> _DATASET ENTRIES_
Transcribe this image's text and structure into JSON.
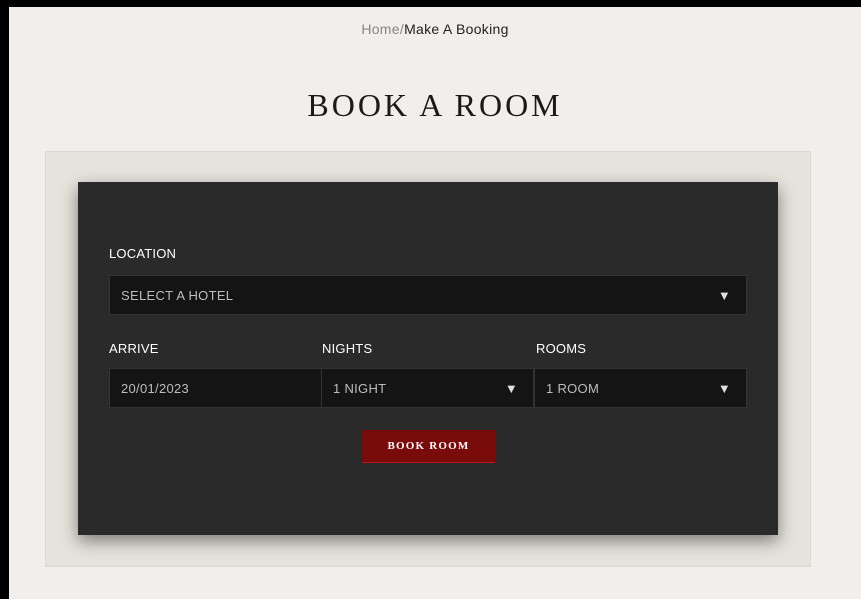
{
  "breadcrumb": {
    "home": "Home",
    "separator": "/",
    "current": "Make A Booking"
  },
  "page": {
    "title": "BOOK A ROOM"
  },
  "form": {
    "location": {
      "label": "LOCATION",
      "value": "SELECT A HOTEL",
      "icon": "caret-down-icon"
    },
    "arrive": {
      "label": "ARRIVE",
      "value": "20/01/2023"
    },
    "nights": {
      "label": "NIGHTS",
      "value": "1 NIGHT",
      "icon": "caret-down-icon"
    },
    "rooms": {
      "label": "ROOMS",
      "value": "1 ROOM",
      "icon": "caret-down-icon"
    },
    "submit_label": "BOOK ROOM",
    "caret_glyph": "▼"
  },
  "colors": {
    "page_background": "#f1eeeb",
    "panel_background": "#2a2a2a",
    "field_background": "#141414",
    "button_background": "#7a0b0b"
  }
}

> _GIVEN PROBLEM_
Transcribe every line from the records above without alteration, and leave out the images.

> _OUTPUT OF THE TASK_
Transcribe this image's text and structure into JSON.
{
  "breadcrumb": {
    "home": "Home",
    "separator": "/",
    "current": "Make A Booking"
  },
  "page": {
    "title": "BOOK A ROOM"
  },
  "form": {
    "location": {
      "label": "LOCATION",
      "value": "SELECT A HOTEL",
      "icon": "caret-down-icon"
    },
    "arrive": {
      "label": "ARRIVE",
      "value": "20/01/2023"
    },
    "nights": {
      "label": "NIGHTS",
      "value": "1 NIGHT",
      "icon": "caret-down-icon"
    },
    "rooms": {
      "label": "ROOMS",
      "value": "1 ROOM",
      "icon": "caret-down-icon"
    },
    "submit_label": "BOOK ROOM",
    "caret_glyph": "▼"
  },
  "colors": {
    "page_background": "#f1eeeb",
    "panel_background": "#2a2a2a",
    "field_background": "#141414",
    "button_background": "#7a0b0b"
  }
}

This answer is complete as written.